• **Written task**: Write out the material below again, unchanged.

• **Stored items from a collection**:
## Begin

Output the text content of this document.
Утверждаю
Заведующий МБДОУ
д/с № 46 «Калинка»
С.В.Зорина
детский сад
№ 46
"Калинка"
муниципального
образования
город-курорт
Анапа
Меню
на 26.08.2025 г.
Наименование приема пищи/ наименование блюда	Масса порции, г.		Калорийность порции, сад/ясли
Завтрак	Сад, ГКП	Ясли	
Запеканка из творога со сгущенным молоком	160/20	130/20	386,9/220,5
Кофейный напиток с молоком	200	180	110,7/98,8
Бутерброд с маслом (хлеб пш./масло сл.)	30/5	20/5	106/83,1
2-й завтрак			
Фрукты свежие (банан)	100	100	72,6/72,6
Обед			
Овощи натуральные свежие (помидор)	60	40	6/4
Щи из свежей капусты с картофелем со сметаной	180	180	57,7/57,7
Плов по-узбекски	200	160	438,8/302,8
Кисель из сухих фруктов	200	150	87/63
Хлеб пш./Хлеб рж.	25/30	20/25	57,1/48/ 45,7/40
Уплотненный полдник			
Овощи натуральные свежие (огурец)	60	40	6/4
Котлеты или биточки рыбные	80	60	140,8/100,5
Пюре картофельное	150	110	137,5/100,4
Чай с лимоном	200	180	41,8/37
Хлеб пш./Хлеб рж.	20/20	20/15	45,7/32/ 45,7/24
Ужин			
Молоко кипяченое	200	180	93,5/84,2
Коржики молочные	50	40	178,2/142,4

## End

• **Finished answer**:
Output the text content of this document.
Утверждаю
Заведующий МБДОУ
д/с № 46 «Калинка»
С.В.Зорина
детский сад
№ 46
"Калинка"
муниципального
образования
город-курорт
Анапа
Меню
на 26.08.2025 г.
Наименование приема пищи/ наименование блюда	Масса порции, г.		Калорийность порции, сад/ясли
Завтрак	Сад, ГКП	Ясли	
Запеканка из творога со сгущенным молоком	160/20	130/20	386,9/220,5
Кофейный напиток с молоком	200	180	110,7/98,8
Бутерброд с маслом (хлеб пш./масло сл.)	30/5	20/5	106/83,1
2-й завтрак			
Фрукты свежие (банан)	100	100	72,6/72,6
Обед			
Овощи натуральные свежие (помидор)	60	40	6/4
Щи из свежей капусты с картофелем со сметаной	180	180	57,7/57,7
Плов по-узбекски	200	160	438,8/302,8
Кисель из сухих фруктов	200	150	87/63
Хлеб пш./Хлеб рж.	25/30	20/25	57,1/48/ 45,7/40
Уплотненный полдник			
Овощи натуральные свежие (огурец)	60	40	6/4
Котлеты или биточки рыбные	80	60	140,8/100,5
Пюре картофельное	150	110	137,5/100,4
Чай с лимоном	200	180	41,8/37
Хлеб пш./Хлеб рж.	20/20	20/15	45,7/32/ 45,7/24
Ужин			
Молоко кипяченое	200	180	93,5/84,2
Коржики молочные	50	40	178,2/142,4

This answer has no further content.